▶ Requirements
Go through the data below. List every line that holds the word "ratio".

• • • • •

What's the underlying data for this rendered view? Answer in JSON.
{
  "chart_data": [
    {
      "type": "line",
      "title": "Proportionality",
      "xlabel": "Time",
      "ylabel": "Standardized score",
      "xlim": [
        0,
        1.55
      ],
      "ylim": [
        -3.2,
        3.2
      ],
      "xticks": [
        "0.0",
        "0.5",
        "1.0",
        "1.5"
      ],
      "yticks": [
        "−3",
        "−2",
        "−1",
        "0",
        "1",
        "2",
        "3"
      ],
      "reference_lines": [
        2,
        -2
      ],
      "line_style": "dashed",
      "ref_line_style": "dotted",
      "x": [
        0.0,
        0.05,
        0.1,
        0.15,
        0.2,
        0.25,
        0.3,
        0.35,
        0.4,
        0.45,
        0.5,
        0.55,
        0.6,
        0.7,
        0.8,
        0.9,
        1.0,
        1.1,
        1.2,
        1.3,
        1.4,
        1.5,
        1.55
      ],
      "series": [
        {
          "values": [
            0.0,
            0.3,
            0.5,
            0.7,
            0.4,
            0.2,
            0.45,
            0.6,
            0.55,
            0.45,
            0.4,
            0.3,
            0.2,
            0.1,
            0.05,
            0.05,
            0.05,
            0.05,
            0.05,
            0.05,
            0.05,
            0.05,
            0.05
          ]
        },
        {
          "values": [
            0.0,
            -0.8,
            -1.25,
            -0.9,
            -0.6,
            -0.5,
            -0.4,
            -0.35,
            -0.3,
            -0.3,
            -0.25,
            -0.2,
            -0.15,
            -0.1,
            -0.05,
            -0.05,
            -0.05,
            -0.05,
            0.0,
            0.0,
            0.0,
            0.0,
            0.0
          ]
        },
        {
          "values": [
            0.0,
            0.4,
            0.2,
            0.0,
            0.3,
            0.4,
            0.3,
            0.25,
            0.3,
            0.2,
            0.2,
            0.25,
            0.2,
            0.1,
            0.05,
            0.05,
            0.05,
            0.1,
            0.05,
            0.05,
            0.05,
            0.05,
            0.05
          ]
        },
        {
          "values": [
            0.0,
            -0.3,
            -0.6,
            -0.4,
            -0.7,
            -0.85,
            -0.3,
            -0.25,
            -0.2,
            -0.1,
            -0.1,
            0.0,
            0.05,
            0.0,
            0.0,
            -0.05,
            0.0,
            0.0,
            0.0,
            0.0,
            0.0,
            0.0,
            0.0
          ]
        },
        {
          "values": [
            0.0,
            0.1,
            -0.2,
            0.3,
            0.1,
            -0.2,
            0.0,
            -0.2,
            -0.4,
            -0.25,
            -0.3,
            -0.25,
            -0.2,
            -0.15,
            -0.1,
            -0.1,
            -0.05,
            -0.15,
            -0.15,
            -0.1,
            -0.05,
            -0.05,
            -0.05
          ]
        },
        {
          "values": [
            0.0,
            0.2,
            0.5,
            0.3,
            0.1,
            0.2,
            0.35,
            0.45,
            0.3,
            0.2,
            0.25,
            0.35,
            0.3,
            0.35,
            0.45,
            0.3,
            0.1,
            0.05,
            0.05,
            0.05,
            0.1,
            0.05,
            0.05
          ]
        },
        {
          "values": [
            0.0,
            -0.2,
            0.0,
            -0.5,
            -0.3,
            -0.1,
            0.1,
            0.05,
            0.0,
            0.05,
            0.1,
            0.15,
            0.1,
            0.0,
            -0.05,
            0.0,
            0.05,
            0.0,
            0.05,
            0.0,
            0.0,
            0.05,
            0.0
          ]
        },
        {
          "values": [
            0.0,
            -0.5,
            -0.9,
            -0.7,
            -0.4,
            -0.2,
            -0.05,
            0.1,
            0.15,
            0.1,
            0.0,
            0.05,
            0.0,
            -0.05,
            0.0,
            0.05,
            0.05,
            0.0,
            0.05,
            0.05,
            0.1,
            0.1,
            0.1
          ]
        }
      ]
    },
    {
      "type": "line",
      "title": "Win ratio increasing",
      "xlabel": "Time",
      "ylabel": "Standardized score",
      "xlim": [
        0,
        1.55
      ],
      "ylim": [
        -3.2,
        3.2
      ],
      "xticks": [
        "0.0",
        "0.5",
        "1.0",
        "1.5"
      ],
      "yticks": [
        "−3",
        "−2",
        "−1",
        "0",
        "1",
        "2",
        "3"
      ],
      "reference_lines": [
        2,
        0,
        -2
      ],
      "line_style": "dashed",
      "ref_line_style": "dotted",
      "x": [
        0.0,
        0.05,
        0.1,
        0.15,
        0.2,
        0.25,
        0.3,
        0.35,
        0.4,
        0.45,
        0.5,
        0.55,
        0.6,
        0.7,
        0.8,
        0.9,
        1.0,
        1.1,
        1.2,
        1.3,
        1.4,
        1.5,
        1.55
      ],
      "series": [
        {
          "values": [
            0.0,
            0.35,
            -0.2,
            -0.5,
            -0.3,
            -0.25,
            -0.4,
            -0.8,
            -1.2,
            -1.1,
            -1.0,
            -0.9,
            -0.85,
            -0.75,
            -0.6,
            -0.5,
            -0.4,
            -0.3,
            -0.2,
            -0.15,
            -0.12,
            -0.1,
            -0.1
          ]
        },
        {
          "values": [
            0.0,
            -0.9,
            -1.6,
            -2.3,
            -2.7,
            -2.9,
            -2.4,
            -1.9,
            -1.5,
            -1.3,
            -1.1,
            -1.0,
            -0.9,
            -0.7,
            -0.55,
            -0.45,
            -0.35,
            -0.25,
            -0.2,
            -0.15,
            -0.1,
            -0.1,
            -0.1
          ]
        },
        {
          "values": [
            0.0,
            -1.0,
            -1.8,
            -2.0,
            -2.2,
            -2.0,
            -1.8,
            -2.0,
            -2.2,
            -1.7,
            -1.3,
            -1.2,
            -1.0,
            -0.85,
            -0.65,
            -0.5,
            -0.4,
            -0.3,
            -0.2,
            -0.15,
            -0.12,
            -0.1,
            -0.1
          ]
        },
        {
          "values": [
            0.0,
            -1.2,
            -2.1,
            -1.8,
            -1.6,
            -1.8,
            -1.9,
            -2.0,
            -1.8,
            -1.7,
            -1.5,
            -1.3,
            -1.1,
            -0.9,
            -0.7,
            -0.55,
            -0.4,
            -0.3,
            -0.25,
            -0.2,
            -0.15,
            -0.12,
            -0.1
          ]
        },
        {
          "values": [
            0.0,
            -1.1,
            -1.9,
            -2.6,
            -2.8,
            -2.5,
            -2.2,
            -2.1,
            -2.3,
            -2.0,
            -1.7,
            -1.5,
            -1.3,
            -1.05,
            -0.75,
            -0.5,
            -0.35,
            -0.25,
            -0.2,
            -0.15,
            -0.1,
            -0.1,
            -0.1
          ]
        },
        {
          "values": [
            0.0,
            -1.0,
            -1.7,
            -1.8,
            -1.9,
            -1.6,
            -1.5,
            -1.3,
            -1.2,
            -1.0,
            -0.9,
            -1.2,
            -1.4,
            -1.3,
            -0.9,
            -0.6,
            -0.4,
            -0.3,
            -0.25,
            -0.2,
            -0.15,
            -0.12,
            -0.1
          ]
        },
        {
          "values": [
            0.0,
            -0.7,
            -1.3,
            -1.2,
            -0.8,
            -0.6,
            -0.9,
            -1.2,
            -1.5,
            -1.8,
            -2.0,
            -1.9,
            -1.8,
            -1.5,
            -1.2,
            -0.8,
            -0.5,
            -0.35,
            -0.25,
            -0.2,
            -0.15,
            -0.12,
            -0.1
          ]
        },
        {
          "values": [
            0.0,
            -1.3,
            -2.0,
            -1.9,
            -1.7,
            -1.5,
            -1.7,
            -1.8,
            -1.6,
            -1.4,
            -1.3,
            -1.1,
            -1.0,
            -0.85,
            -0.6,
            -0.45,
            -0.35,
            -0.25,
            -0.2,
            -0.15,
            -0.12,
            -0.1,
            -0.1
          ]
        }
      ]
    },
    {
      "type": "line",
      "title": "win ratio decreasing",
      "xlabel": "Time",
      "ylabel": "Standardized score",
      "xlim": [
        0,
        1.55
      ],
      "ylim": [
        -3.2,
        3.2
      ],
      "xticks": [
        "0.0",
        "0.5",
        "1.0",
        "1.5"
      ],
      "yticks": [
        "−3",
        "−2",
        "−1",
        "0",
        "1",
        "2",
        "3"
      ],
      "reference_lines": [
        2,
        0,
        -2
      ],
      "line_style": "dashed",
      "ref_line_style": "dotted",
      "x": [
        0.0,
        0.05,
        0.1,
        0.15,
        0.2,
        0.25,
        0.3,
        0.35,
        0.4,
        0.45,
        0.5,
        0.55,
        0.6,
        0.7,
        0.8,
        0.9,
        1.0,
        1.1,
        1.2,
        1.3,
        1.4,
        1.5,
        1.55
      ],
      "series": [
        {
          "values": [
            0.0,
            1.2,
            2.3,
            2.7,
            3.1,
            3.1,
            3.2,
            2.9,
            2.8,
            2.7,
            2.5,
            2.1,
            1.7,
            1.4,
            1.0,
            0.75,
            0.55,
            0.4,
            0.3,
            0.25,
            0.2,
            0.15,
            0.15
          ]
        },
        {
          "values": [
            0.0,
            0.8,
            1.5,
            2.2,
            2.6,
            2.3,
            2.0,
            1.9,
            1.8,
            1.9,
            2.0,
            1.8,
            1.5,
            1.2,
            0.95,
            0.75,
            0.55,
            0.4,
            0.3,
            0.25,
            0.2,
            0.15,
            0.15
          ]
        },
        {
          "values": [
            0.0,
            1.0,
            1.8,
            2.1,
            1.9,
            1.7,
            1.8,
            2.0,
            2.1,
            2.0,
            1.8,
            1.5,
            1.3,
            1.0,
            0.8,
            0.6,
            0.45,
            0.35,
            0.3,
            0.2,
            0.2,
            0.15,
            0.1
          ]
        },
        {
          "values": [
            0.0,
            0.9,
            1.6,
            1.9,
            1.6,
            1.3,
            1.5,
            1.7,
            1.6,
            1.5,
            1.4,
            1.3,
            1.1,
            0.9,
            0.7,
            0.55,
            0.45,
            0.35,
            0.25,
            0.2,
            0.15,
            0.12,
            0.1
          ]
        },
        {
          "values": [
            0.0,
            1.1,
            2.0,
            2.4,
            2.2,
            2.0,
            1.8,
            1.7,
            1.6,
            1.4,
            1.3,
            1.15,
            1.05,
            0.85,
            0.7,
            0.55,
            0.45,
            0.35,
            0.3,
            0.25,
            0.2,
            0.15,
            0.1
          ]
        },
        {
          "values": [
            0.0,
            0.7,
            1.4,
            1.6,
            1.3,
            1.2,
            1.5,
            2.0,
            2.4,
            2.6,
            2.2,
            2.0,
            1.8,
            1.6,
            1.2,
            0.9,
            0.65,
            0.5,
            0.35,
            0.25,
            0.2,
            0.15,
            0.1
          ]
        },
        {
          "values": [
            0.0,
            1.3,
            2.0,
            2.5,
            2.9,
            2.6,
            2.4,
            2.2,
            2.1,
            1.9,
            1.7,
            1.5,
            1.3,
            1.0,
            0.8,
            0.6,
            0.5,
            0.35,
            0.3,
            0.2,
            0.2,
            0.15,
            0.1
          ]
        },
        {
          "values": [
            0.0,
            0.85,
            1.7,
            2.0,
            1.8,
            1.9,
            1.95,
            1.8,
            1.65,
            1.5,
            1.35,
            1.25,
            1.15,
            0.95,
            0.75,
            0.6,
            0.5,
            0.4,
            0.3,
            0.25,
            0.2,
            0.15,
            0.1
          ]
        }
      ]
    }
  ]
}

• • • • •

▶ The output
      "title": "Win ratio increasing",
      "title": "win ratio decreasing",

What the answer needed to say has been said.